--- Begin SUPPLIED DATA ---
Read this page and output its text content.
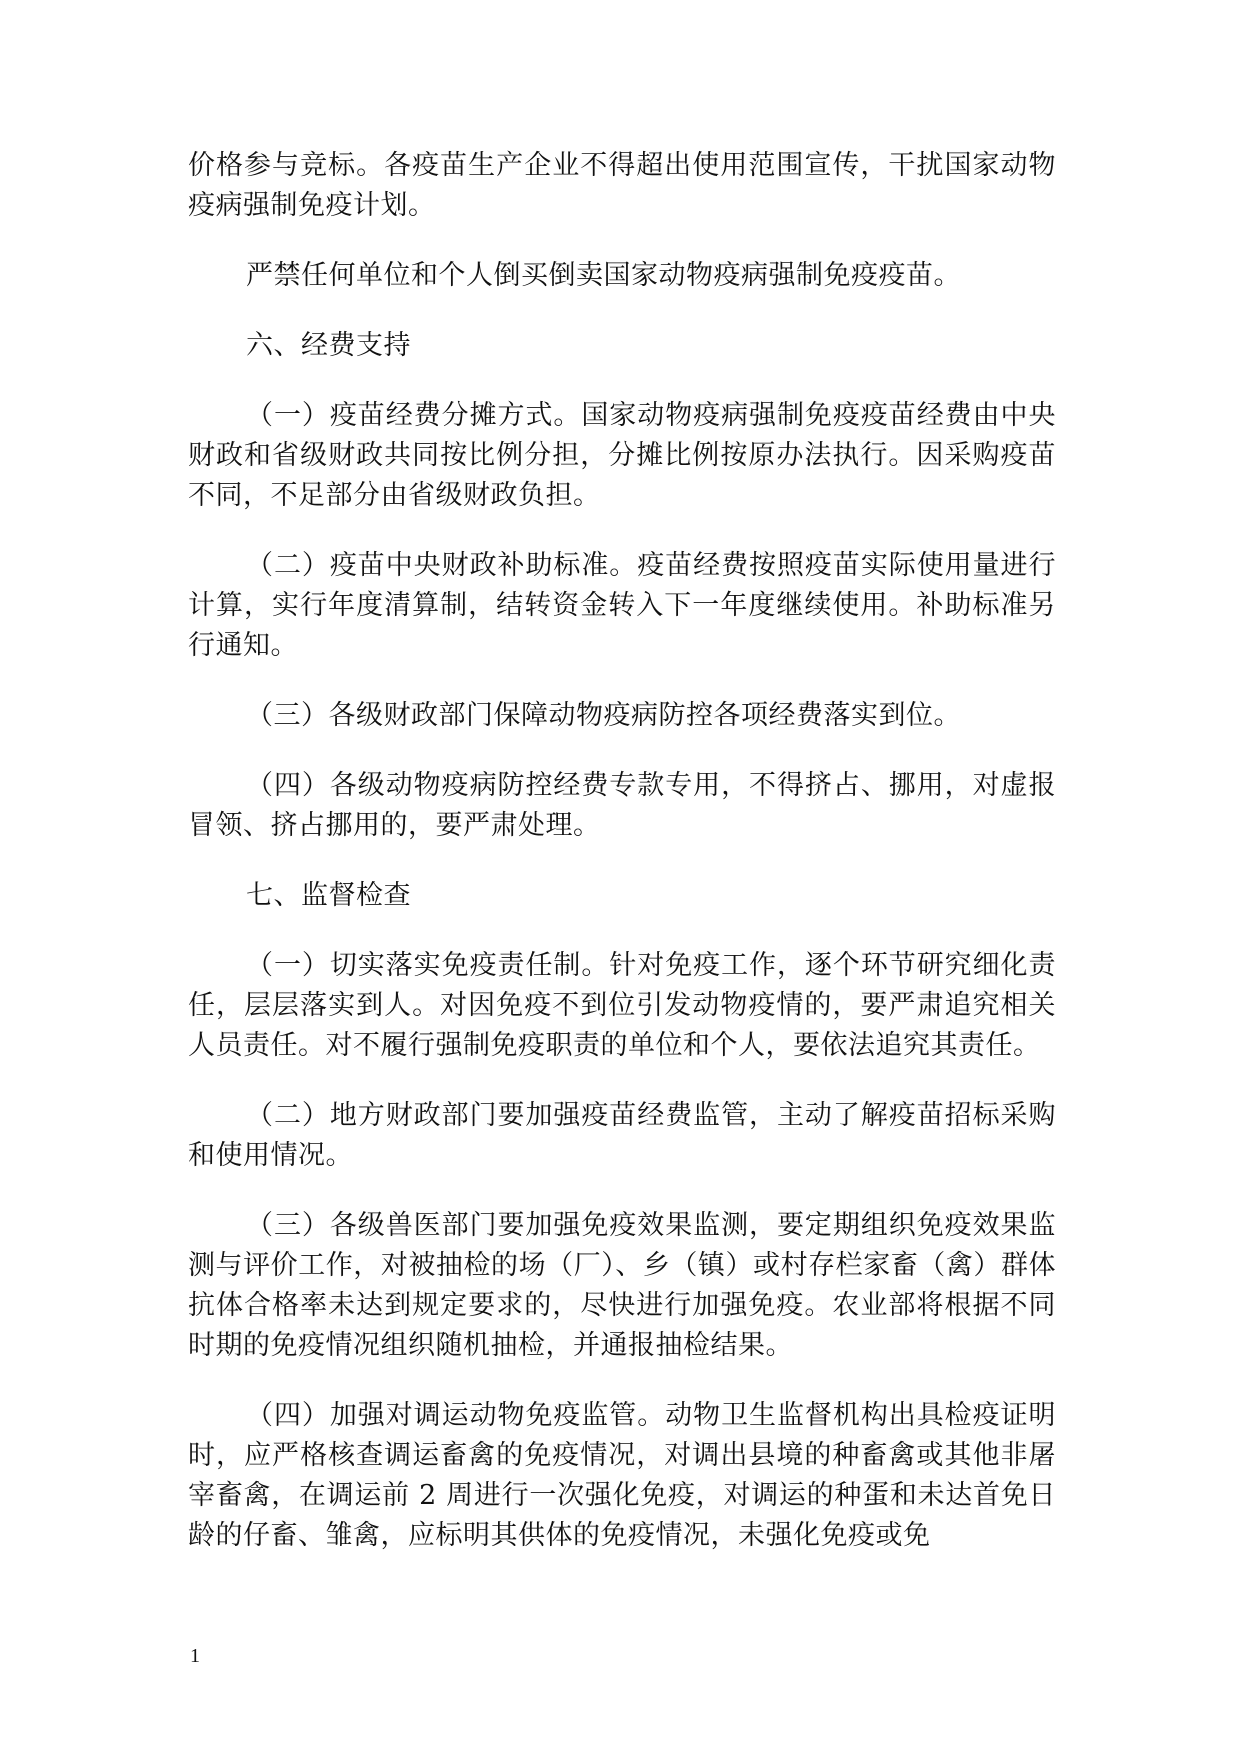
价格参与竞标。各疫苗生产企业不得超出使用范围宣传，干扰国家动物疫病强制免疫计划。

严禁任何单位和个人倒买倒卖国家动物疫病强制免疫疫苗。

六、经费支持

（一）疫苗经费分摊方式。国家动物疫病强制免疫疫苗经费由中央财政和省级财政共同按比例分担，分摊比例按原办法执行。因采购疫苗不同，不足部分由省级财政负担。

（二）疫苗中央财政补助标准。疫苗经费按照疫苗实际使用量进行计算，实行年度清算制，结转资金转入下一年度继续使用。补助标准另行通知。

（三）各级财政部门保障动物疫病防控各项经费落实到位。

（四）各级动物疫病防控经费专款专用，不得挤占、挪用，对虚报冒领、挤占挪用的，要严肃处理。

七、监督检查

（一）切实落实免疫责任制。针对免疫工作，逐个环节研究细化责任，层层落实到人。对因免疫不到位引发动物疫情的，要严肃追究相关人员责任。对不履行强制免疫职责的单位和个人，要依法追究其责任。

（二）地方财政部门要加强疫苗经费监管，主动了解疫苗招标采购和使用情况。

（三）各级兽医部门要加强免疫效果监测，要定期组织免疫效果监测与评价工作，对被抽检的场（厂）、乡（镇）或村存栏家畜（禽）群体抗体合格率未达到规定要求的，尽快进行加强免疫。农业部将根据不同时期的免疫情况组织随机抽检，并通报抽检结果。

（四）加强对调运动物免疫监管。动物卫生监督机构出具检疫证明时，应严格核查调运畜禽的免疫情况，对调出县境的种畜禽或其他非屠宰畜禽，在调运前 2 周进行一次强化免疫，对调运的种蛋和未达首免日龄的仔畜、雏禽，应标明其供体的免疫情况，未强化免疫或免

1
--- End SUPPLIED DATA ---
» **WHAT THE TASK REQUIRES**
Pictures in the records above are left out; print everything else exactly as written.

» **EXERCISE ANSWER**
Read this page and output its text content.
价格参与竞标。各疫苗生产企业不得超出使用范围宣传，干扰国家动物疫病强制免疫计划。

严禁任何单位和个人倒买倒卖国家动物疫病强制免疫疫苗。

六、经费支持

（一）疫苗经费分摊方式。国家动物疫病强制免疫疫苗经费由中央财政和省级财政共同按比例分担，分摊比例按原办法执行。因采购疫苗不同，不足部分由省级财政负担。

（二）疫苗中央财政补助标准。疫苗经费按照疫苗实际使用量进行计算，实行年度清算制，结转资金转入下一年度继续使用。补助标准另行通知。

（三）各级财政部门保障动物疫病防控各项经费落实到位。

（四）各级动物疫病防控经费专款专用，不得挤占、挪用，对虚报冒领、挤占挪用的，要严肃处理。

七、监督检查

（一）切实落实免疫责任制。针对免疫工作，逐个环节研究细化责任，层层落实到人。对因免疫不到位引发动物疫情的，要严肃追究相关人员责任。对不履行强制免疫职责的单位和个人，要依法追究其责任。

（二）地方财政部门要加强疫苗经费监管，主动了解疫苗招标采购和使用情况。

（三）各级兽医部门要加强免疫效果监测，要定期组织免疫效果监测与评价工作，对被抽检的场（厂）、乡（镇）或村存栏家畜（禽）群体抗体合格率未达到规定要求的，尽快进行加强免疫。农业部将根据不同时期的免疫情况组织随机抽检，并通报抽检结果。

（四）加强对调运动物免疫监管。动物卫生监督机构出具检疫证明时，应严格核查调运畜禽的免疫情况，对调出县境的种畜禽或其他非屠宰畜禽，在调运前 2 周进行一次强化免疫，对调运的种蛋和未达首免日龄的仔畜、雏禽，应标明其供体的免疫情况，未强化免疫或免

1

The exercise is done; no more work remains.